Find and copy every line in the records that includes the string "Date".

[Collected data]

/---

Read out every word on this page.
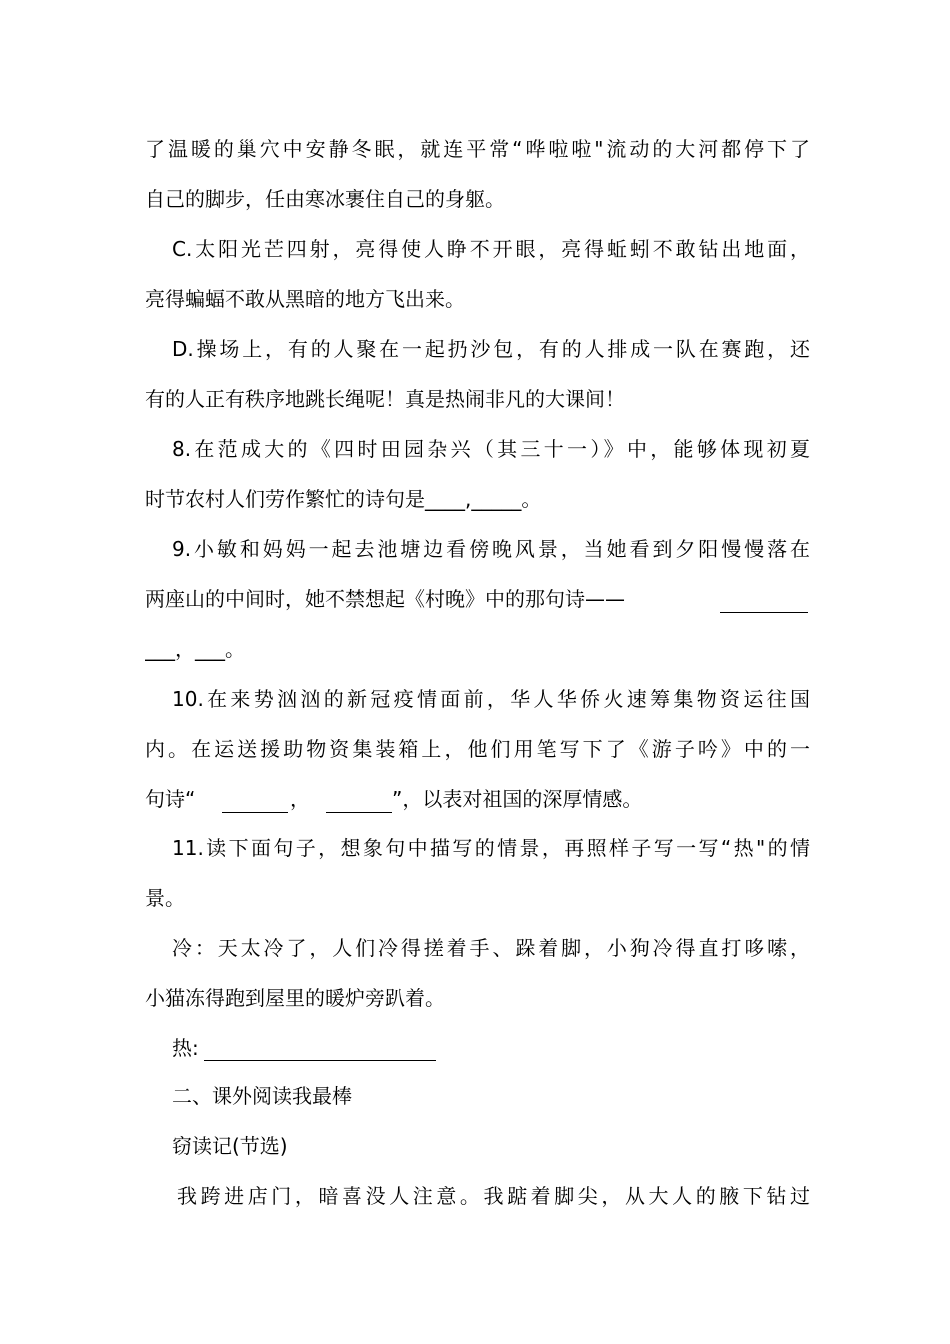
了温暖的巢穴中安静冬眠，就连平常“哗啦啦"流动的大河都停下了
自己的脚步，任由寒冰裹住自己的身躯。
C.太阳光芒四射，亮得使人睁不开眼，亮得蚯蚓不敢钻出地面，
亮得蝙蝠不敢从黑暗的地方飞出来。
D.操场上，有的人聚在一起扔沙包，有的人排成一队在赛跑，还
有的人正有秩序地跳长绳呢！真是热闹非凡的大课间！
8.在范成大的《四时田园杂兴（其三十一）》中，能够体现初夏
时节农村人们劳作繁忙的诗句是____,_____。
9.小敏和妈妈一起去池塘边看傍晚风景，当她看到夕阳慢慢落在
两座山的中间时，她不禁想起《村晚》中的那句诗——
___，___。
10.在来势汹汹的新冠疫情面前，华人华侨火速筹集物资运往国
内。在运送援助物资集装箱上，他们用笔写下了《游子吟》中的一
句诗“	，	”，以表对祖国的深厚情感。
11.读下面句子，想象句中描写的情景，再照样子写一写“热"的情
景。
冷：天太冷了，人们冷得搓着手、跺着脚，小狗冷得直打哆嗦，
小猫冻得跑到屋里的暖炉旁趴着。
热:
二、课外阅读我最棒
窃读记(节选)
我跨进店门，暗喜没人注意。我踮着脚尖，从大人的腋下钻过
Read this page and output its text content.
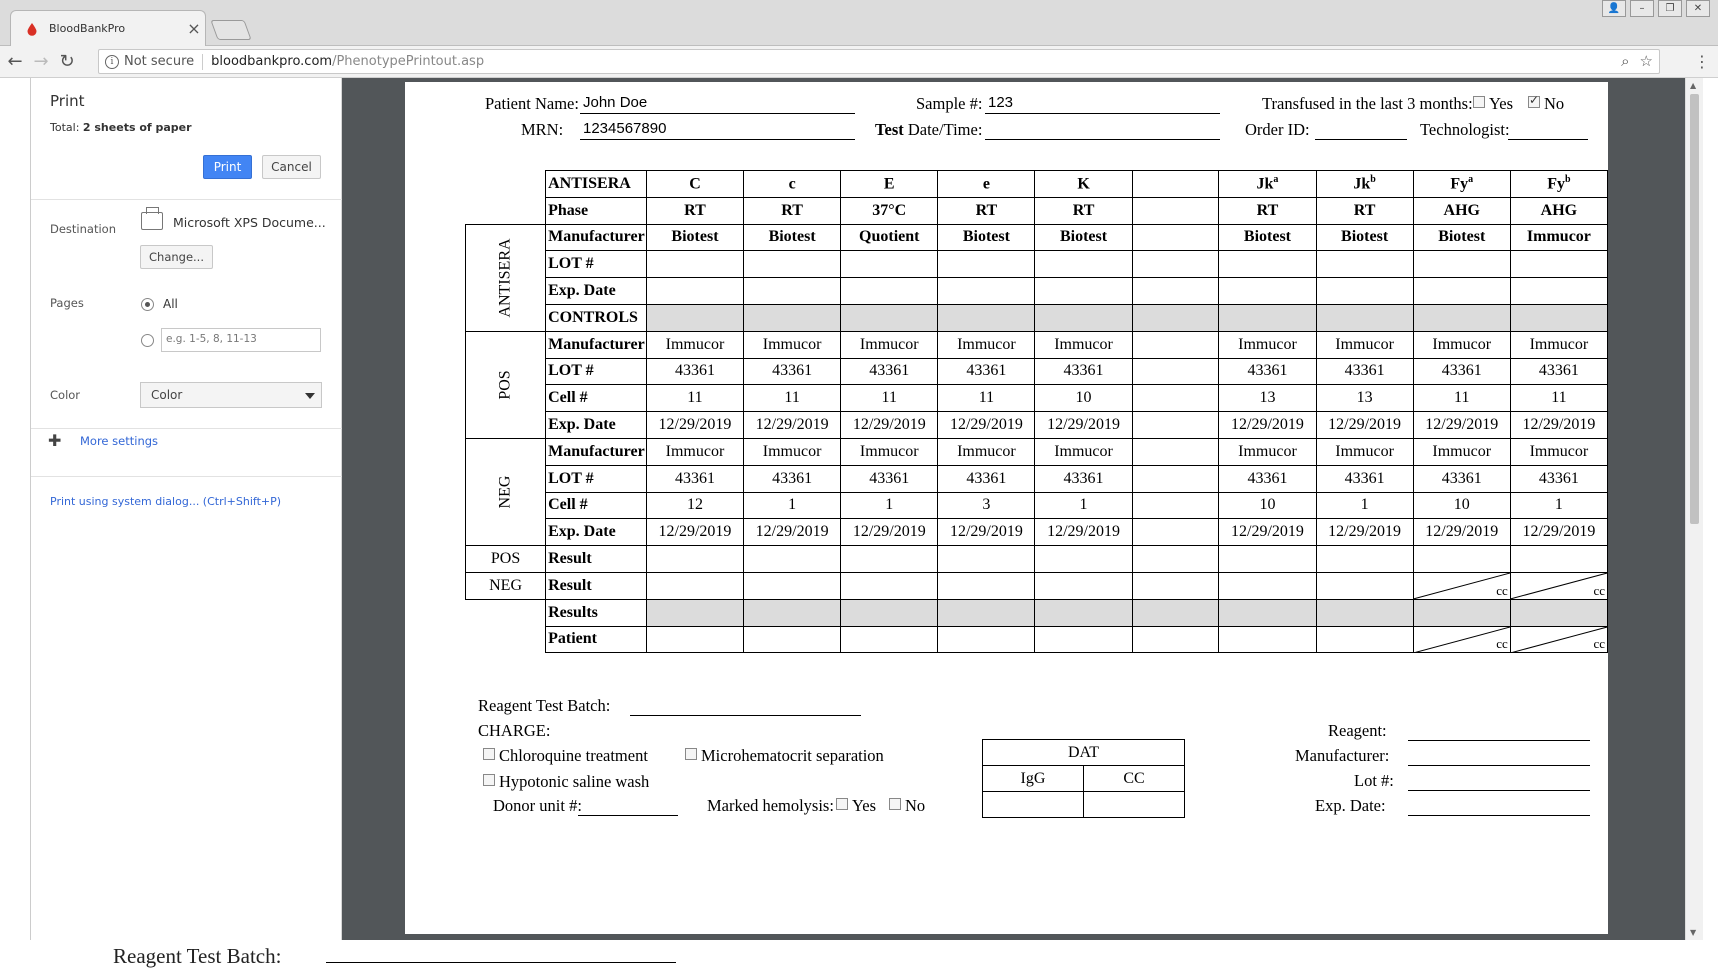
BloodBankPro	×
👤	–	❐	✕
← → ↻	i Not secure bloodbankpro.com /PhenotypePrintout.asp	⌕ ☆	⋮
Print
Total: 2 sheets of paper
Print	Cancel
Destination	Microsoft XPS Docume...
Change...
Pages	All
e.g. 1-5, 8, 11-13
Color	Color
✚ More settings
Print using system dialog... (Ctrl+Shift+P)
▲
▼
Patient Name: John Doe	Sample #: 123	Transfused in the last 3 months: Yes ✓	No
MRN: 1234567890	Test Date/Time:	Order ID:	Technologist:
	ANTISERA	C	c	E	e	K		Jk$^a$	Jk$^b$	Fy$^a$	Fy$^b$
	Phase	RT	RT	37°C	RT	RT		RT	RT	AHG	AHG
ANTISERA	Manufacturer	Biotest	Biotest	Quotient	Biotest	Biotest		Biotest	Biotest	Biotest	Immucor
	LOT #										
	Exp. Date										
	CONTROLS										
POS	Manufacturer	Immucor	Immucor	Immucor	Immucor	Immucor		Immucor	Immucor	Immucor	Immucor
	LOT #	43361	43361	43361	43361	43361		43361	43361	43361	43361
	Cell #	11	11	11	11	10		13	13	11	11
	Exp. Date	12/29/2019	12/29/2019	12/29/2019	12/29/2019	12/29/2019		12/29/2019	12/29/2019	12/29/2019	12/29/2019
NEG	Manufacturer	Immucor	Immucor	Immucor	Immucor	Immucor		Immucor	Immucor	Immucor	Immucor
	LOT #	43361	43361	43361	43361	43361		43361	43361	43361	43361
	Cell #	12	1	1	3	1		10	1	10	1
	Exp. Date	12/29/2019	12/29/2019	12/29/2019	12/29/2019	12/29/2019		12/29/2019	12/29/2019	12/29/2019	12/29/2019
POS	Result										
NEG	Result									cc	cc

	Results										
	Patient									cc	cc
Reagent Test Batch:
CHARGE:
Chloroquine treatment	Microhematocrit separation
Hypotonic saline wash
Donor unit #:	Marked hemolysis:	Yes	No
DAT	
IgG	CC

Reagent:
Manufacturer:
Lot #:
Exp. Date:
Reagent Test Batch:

\---
/---

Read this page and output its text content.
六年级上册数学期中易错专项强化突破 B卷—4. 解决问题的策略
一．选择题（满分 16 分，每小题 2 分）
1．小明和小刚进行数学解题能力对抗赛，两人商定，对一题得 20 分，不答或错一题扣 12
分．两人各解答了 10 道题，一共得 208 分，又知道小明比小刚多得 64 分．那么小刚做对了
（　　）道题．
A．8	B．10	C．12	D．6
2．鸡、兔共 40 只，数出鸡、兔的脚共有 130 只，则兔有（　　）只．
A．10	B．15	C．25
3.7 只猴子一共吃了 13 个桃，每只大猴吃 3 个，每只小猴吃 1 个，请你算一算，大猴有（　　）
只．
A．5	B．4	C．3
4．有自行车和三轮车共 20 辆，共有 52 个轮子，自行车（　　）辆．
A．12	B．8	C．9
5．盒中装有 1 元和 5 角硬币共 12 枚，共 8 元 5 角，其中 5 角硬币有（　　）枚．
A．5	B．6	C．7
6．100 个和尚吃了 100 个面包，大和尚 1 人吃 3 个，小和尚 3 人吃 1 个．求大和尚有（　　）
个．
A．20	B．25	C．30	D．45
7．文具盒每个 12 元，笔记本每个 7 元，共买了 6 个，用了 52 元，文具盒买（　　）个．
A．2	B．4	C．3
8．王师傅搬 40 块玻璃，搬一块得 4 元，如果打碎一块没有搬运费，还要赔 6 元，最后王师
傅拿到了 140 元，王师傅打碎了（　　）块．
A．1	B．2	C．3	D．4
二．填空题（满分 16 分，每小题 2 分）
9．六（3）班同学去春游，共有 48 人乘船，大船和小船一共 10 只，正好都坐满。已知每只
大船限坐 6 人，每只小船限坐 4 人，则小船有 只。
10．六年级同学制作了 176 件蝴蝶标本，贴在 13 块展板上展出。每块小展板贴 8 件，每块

\---
/---

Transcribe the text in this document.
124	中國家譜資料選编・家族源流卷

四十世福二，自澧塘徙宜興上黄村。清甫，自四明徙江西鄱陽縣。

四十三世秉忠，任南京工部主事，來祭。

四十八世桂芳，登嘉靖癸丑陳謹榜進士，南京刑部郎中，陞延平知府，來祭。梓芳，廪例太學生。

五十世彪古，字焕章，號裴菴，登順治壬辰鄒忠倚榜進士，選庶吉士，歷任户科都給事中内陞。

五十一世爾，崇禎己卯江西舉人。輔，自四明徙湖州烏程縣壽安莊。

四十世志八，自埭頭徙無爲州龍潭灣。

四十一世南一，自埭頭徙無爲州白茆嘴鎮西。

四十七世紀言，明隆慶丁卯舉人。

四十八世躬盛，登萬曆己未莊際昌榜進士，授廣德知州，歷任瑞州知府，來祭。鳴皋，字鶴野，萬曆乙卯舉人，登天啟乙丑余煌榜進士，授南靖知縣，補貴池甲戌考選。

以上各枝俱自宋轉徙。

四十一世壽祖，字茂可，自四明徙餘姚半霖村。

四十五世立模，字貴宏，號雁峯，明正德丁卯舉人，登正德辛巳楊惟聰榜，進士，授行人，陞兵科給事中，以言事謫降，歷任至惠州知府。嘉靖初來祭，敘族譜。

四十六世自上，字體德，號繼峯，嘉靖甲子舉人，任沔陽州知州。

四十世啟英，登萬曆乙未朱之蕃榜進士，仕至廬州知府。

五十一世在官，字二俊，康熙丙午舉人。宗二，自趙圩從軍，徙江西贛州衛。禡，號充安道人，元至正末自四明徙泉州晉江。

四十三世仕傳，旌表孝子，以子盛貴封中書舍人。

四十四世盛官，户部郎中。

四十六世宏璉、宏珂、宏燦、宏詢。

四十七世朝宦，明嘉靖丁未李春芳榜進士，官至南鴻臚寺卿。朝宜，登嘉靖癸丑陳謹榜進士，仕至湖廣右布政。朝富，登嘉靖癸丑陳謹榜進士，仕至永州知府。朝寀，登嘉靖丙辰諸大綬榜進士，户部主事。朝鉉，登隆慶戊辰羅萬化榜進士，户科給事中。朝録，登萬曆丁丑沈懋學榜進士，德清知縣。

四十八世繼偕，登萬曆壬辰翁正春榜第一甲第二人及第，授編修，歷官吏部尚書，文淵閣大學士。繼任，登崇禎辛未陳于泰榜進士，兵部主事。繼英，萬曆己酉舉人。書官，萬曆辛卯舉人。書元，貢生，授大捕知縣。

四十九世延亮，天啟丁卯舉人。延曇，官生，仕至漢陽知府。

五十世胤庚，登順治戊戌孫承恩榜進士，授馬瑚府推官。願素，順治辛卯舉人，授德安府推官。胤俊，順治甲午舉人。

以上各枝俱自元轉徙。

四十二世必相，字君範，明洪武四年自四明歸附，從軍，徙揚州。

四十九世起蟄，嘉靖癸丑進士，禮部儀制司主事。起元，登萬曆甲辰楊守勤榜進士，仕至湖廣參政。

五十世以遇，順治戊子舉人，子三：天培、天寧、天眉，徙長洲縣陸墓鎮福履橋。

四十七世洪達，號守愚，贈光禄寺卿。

\---

### Written response
MRN: 1234567890	Test Date/Time:	Order ID:	Technologist:
	Exp. Date										
	Exp. Date	12/29/2019	12/29/2019	12/29/2019	12/29/2019	12/29/2019		12/29/2019	12/29/2019	12/29/2019	12/29/2019
	Exp. Date	12/29/2019	12/29/2019	12/29/2019	12/29/2019	12/29/2019		12/29/2019	12/29/2019	12/29/2019	12/29/2019
Exp. Date:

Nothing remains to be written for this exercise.